Saved entries:
※ ※ ※

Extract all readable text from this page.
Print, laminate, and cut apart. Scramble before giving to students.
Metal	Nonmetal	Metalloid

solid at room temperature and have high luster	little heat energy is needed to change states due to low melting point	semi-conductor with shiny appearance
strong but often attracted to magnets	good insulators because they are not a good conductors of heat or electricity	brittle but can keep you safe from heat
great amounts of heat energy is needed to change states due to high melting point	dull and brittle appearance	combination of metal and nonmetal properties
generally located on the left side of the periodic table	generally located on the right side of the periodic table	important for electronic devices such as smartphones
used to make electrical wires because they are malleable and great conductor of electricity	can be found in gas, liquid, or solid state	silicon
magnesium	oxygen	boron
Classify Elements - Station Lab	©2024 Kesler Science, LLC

※ ※ ※

• **Work required**:
Filter the listing above for the string "heat" and copy every matching line.

• **Response to this exercise**:
solid at room temperature and have high luster	little heat energy is needed to change states due to low melting point	semi-conductor with shiny appearance
strong but often attracted to magnets	good insulators because they are not a good conductors of heat or electricity	brittle but can keep you safe from heat
great amounts of heat energy is needed to change states due to high melting point	dull and brittle appearance	combination of metal and nonmetal properties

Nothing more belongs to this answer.